# Job
Extract every line that contains the string "Middle".

# Records
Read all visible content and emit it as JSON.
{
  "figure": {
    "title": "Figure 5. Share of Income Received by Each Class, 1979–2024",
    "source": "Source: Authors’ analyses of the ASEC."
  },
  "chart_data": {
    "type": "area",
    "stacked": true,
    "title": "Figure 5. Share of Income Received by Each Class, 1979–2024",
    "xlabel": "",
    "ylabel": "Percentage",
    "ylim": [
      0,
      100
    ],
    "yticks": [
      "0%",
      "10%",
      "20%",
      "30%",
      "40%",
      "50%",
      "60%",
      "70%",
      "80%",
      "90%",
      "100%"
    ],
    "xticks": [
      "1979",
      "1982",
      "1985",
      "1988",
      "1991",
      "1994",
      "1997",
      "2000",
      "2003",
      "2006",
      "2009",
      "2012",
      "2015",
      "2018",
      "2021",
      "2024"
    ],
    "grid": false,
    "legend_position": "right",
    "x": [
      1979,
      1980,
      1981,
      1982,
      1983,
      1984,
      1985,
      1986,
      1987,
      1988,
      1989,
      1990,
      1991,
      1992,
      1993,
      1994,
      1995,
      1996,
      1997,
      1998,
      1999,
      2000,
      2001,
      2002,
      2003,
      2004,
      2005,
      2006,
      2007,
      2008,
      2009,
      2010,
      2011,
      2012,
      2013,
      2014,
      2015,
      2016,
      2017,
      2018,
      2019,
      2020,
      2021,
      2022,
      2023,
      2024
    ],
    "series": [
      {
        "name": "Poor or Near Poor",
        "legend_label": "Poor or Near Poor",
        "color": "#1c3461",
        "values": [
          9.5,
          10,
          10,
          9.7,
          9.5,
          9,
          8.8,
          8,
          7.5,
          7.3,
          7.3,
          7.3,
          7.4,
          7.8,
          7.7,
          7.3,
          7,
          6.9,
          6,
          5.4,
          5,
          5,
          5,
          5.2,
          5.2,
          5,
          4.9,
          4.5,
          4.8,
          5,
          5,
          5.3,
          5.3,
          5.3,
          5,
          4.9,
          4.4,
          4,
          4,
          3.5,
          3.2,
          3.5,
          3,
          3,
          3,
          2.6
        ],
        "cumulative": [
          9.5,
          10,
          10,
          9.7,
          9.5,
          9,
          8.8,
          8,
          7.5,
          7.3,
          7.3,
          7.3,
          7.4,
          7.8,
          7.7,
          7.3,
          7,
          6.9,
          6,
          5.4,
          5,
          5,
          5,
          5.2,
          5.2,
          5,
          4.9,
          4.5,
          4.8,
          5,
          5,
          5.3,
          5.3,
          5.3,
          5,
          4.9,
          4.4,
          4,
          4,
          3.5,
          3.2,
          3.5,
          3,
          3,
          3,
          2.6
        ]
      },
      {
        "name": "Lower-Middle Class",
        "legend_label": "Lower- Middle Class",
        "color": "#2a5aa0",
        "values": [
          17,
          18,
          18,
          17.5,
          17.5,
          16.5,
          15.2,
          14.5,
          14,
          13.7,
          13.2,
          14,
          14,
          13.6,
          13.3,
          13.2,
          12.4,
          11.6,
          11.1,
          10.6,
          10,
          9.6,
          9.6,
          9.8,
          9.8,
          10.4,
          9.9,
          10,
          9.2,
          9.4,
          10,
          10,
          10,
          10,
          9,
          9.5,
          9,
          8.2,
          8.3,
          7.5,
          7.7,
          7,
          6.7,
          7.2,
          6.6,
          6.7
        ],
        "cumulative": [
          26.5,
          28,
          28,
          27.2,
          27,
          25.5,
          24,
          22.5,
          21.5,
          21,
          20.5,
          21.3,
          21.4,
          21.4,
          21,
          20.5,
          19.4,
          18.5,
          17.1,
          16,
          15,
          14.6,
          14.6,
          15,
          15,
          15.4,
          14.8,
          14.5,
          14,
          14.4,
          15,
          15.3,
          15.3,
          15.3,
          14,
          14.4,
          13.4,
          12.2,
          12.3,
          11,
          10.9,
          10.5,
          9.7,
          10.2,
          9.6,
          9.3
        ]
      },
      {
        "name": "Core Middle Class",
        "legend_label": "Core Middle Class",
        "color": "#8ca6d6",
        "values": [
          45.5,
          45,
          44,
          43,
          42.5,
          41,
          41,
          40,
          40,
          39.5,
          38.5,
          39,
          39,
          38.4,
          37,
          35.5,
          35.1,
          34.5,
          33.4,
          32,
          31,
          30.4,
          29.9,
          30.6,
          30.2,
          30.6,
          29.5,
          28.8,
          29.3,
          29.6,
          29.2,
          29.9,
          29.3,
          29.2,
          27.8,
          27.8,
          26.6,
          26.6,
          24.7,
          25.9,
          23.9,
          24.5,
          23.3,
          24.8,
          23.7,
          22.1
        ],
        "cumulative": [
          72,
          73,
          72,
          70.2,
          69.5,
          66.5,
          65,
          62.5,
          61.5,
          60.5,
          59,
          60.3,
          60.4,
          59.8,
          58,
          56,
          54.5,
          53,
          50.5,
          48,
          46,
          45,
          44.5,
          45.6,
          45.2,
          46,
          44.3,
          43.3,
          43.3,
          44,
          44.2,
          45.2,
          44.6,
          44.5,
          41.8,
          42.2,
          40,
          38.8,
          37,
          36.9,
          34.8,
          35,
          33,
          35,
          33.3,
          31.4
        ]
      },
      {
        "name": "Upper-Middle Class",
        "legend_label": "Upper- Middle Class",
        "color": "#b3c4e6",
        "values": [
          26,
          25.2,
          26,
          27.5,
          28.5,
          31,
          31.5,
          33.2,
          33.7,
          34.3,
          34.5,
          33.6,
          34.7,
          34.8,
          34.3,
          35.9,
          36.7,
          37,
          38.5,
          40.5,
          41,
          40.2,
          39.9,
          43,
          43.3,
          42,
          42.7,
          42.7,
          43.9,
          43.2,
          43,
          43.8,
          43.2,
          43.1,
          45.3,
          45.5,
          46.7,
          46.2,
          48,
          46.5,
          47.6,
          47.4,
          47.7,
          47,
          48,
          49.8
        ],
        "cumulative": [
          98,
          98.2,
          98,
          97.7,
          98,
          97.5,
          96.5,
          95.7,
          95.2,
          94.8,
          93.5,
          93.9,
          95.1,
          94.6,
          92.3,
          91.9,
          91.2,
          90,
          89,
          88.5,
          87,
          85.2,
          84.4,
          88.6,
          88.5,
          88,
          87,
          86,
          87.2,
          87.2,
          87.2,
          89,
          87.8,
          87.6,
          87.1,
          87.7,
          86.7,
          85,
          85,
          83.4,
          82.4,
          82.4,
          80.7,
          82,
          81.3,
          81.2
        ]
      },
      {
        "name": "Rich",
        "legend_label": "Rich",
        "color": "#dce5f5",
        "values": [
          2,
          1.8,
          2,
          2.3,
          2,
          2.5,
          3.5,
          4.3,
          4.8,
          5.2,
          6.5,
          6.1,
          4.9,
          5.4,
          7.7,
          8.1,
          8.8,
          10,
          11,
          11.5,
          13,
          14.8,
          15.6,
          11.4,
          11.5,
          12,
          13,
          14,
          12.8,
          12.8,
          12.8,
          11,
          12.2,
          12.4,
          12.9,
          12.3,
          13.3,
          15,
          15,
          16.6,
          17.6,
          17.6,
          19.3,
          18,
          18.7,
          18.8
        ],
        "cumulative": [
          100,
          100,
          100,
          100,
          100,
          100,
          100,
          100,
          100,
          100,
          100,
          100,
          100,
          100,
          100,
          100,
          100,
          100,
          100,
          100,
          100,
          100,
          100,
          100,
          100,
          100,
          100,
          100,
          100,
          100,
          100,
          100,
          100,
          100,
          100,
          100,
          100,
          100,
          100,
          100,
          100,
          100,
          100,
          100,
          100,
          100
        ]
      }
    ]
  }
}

# Output of the task
        "name": "Lower-Middle Class",
        "legend_label": "Lower- Middle Class",
        "name": "Core Middle Class",
        "legend_label": "Core Middle Class",
        "name": "Upper-Middle Class",
        "legend_label": "Upper- Middle Class",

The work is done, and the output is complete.